**Material provided**.
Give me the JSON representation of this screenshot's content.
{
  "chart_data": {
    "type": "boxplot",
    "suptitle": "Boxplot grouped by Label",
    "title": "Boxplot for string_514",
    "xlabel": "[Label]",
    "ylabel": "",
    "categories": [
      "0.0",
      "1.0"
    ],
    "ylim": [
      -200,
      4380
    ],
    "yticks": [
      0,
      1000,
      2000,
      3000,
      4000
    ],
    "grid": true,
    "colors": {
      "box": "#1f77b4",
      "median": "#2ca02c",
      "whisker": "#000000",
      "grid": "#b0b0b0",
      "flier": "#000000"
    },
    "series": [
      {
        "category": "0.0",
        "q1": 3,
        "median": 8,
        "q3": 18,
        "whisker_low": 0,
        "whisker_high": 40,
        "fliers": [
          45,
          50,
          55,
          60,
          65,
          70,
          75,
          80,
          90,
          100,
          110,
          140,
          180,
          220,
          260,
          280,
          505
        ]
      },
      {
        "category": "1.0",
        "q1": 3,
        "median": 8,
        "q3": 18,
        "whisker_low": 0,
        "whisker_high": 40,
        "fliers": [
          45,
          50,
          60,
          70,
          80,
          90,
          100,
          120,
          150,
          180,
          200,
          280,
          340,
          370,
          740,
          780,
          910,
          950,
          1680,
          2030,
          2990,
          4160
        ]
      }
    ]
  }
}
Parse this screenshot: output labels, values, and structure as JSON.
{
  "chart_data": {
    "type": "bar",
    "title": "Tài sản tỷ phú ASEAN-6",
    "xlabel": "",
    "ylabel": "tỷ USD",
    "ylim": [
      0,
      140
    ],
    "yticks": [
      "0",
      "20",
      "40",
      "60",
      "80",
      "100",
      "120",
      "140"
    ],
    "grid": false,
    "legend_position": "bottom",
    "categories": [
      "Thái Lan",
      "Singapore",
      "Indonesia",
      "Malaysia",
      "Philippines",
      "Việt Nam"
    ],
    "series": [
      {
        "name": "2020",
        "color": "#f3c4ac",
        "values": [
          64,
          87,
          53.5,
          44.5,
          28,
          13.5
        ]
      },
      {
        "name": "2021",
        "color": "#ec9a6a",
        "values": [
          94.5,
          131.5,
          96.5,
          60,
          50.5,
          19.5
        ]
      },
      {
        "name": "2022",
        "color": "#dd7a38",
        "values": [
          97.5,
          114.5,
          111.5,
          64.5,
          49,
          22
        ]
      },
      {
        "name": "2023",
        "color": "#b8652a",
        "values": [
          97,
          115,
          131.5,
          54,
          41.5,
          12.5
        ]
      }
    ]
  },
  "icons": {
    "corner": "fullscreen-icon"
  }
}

**Set problem**. Retype every record above exactly as it appears.

**Exercise result**.
Give me the JSON representation of this screenshot's content.
{
  "chart_data": {
    "type": "boxplot",
    "suptitle": "Boxplot grouped by Label",
    "title": "Boxplot for string_514",
    "xlabel": "[Label]",
    "ylabel": "",
    "categories": [
      "0.0",
      "1.0"
    ],
    "ylim": [
      -200,
      4380
    ],
    "yticks": [
      0,
      1000,
      2000,
      3000,
      4000
    ],
    "grid": true,
    "colors": {
      "box": "#1f77b4",
      "median": "#2ca02c",
      "whisker": "#000000",
      "grid": "#b0b0b0",
      "flier": "#000000"
    },
    "series": [
      {
        "category": "0.0",
        "q1": 3,
        "median": 8,
        "q3": 18,
        "whisker_low": 0,
        "whisker_high": 40,
        "fliers": [
          45,
          50,
          55,
          60,
          65,
          70,
          75,
          80,
          90,
          100,
          110,
          140,
          180,
          220,
          260,
          280,
          505
        ]
      },
      {
        "category": "1.0",
        "q1": 3,
        "median": 8,
        "q3": 18,
        "whisker_low": 0,
        "whisker_high": 40,
        "fliers": [
          45,
          50,
          60,
          70,
          80,
          90,
          100,
          120,
          150,
          180,
          200,
          280,
          340,
          370,
          740,
          780,
          910,
          950,
          1680,
          2030,
          2990,
          4160
        ]
      }
    ]
  }
}
Parse this screenshot: output labels, values, and structure as JSON.
{
  "chart_data": {
    "type": "bar",
    "title": "Tài sản tỷ phú ASEAN-6",
    "xlabel": "",
    "ylabel": "tỷ USD",
    "ylim": [
      0,
      140
    ],
    "yticks": [
      "0",
      "20",
      "40",
      "60",
      "80",
      "100",
      "120",
      "140"
    ],
    "grid": false,
    "legend_position": "bottom",
    "categories": [
      "Thái Lan",
      "Singapore",
      "Indonesia",
      "Malaysia",
      "Philippines",
      "Việt Nam"
    ],
    "series": [
      {
        "name": "2020",
        "color": "#f3c4ac",
        "values": [
          64,
          87,
          53.5,
          44.5,
          28,
          13.5
        ]
      },
      {
        "name": "2021",
        "color": "#ec9a6a",
        "values": [
          94.5,
          131.5,
          96.5,
          60,
          50.5,
          19.5
        ]
      },
      {
        "name": "2022",
        "color": "#dd7a38",
        "values": [
          97.5,
          114.5,
          111.5,
          64.5,
          49,
          22
        ]
      },
      {
        "name": "2023",
        "color": "#b8652a",
        "values": [
          97,
          115,
          131.5,
          54,
          41.5,
          12.5
        ]
      }
    ]
  },
  "icons": {
    "corner": "fullscreen-icon"
  }
}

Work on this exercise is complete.